#### [SOURCE TEXT]
## start

Stage 5: Lack of Intimacy – Mentally, Emotionally, Physically

One of the components of a happy marriage is intimacy. Lack of intimacy is normal but not good. It comes and goes occasionally and depends on various factors such as health, stress, and work.

No intimacy can be challenging, but it doesn’t necessarily mean the marriage is over. Whether it is physical, emotional, or mental intimacy, if it goes down and you do nothing about it, it contributes to the stage of a dying marriage.

So, you may ignore your partner if you are not getting intimacy satisfaction such as support, love, or care. Also, no emotional intimacy is directly proportional to no physical intimacy, which can lead to stress and result in an unsuccessful marriage.

What are the Solutions?

  • Find ideas to surprise each other.
  • Have fun together.
  • Use love language and make eye contact.
  • Be emotionally available.
  • Take the chance to love and support each other.

Stage 6: Regular Criticization of Each Other

The next stage of a dying marriage is when you start to criticize your partner. Every marriage faces a difficult time, and criticism is a factor that develops quickly in any marriage.

This is the stage where your partner always finds your fault no matter what you do because you are unhappy with your spouse, which leads to a negative impact and marital breakdown.

Criticism hurts and assaults your partner, passing from valid complaints to harmful statements, which builds relationship dissatisfaction. 

Instead of understanding each other’s point of view, the partners spend more time criticizing and blaming each other, directly fingering out your partner’s character.

The bad habit of criticism can lead to the foundation of marriage. We unknowingly create a negative bias for our partner, leading to an unhappy marriage. 

What are the Solutions?

  • Don’t take their behavior personally.
  • Manage your anxiety and stress.
  • Look for the positives.
  • Develop an understanding of communication as a team.
  • Promote gratitude.

Stage 7: The Withdrawal

Marriage is a beautiful relationship connecting two hearts, giving comfortable and secure feelings. But if this feeling is not hiking on the top, there is something wrong in the marriage.

Over the years of marriage, the behavior of both people changes, creating an unsafe emotional wall, due to which they start withdrawing themselves from the relationship. This withdrawal can arise due to betrayal or personal and unresolved conflicts.

The withdrawal takes away everything with it: the fun, the support, and the connection presented in your marriage, and you start to ignore each other’s needs and do not like to be involved in any communication or intimacy.

What are the Solutions?

  • Communicate Constructively.
  • Build an emotional connection.
  • Practice forgiveness.
  • Boost up physical affection.
  • Work as a team and solve conflicts.

Stage 8: Conflict Escalates into Major Fights

The next stage of a dying marriage is when persistent conflicts escalate into a fight. It starts with small disagreements and reaches a heated argument.

The causes of escalation are accusation, blame, and oppression. Arguments and disputes directly impact the marriage life and increase the level of frustration.

## end

#### [SET TASKS]
(1) Duplicate the passage on a dying marriage from "Stage 6: Regular" to "in any marriage.".
(2) List every solution the passage on a dying marriage gives for Stage 7, the withdrawal.
(3) Check each statement against the passage on a dying marriage. Answer yes or no, and quote the words that decide it.
(a) Having no intimacy necessarily means a marriage is over.
(b) Withdrawal in a marriage can arise from betrayal.
(c) Accusation is one of the causes of conflict escalation.

#### [COLLECTED MATERIAL]
## start

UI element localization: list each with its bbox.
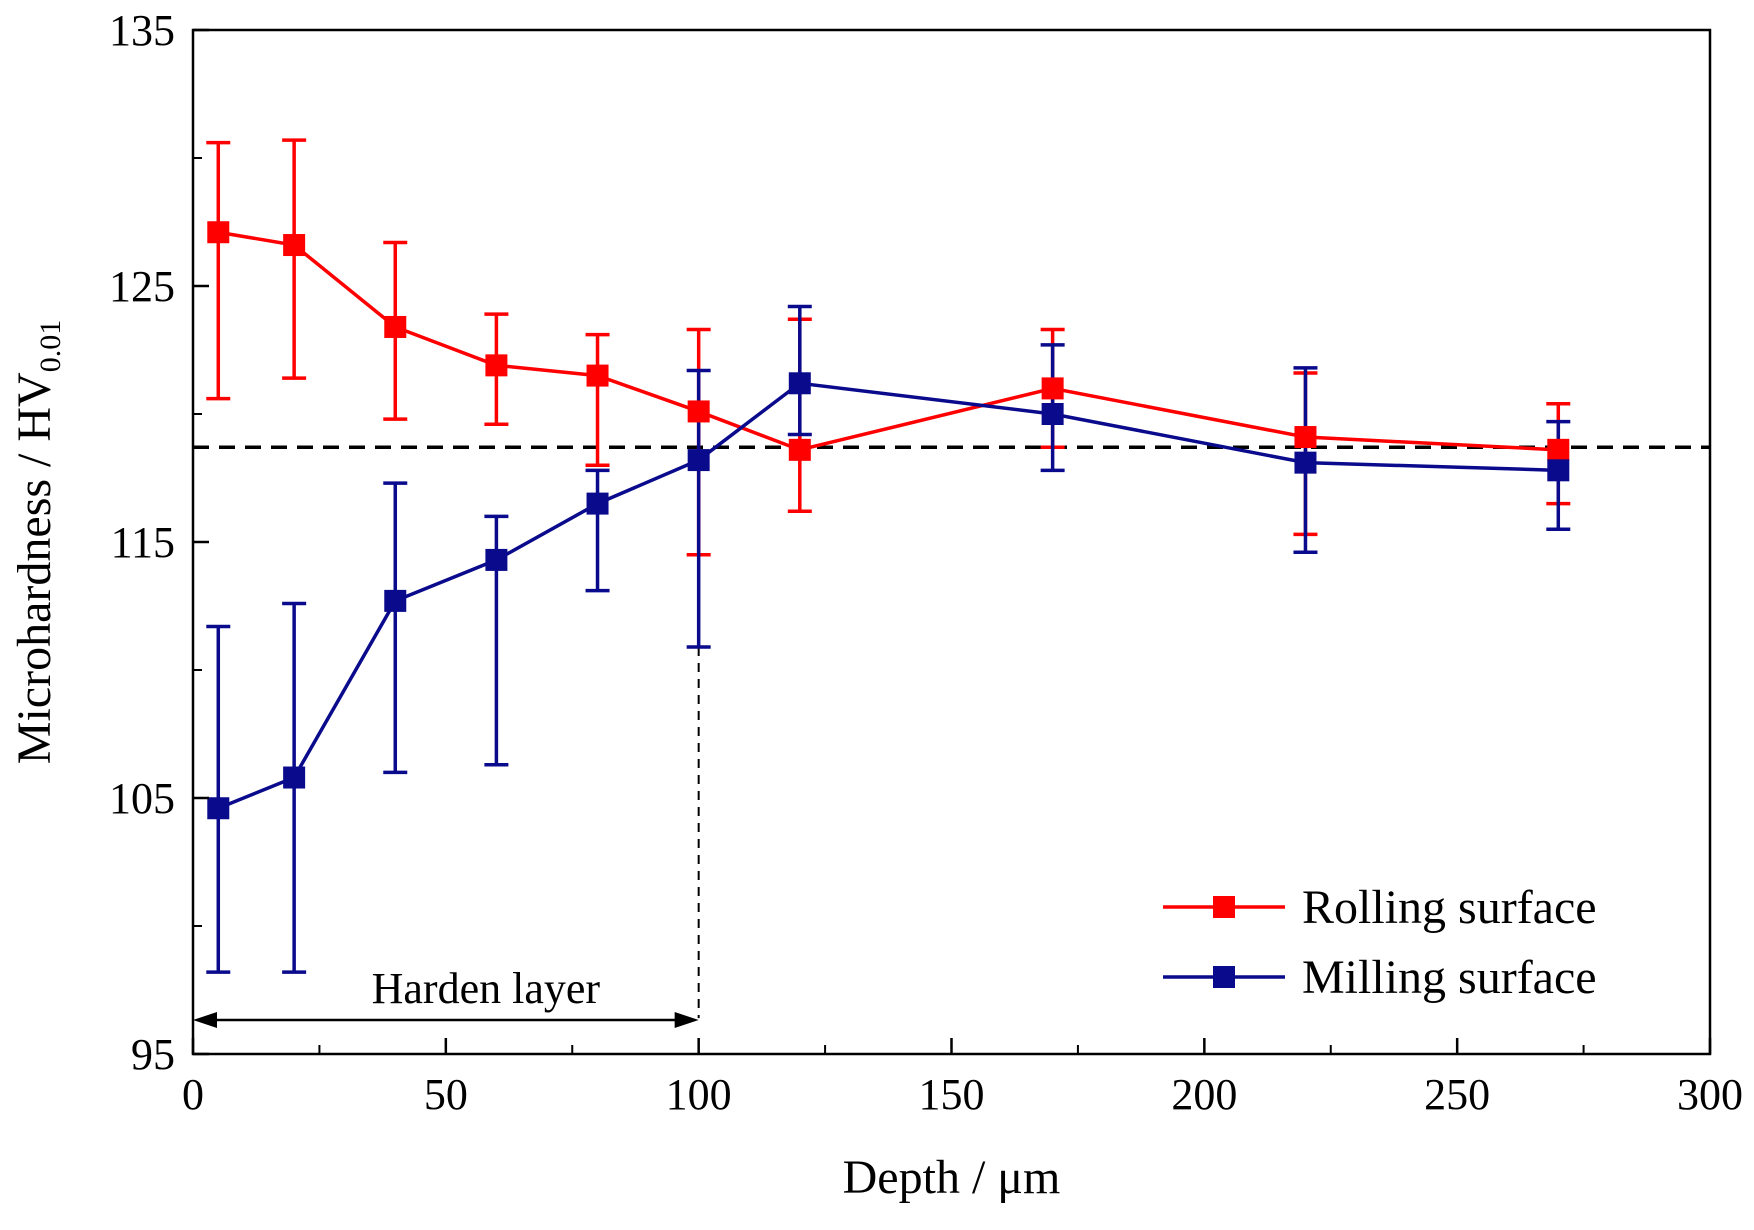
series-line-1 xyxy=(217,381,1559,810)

## end

#### [RESPONSE LIST]
(1)
Stage 6: Regular Criticization of Each Other

The next stage of a dying marriage is when you start to criticize your partner. Every marriage faces a difficult time, and criticism is a factor that develops quickly in any marriage.

(2)
- Communicate Constructively.
- Build an emotional connection.
- Practice forgiveness.
- Boost up physical affection.
- Work as a team and solve conflicts.

(3)
(a) No: "it doesn’t necessarily mean the marriage is over."
(b) Yes: "This withdrawal can arise due to betrayal or personal and unresolved conflicts."
(c) Yes: "The causes of escalation are accusation, blame, and oppression."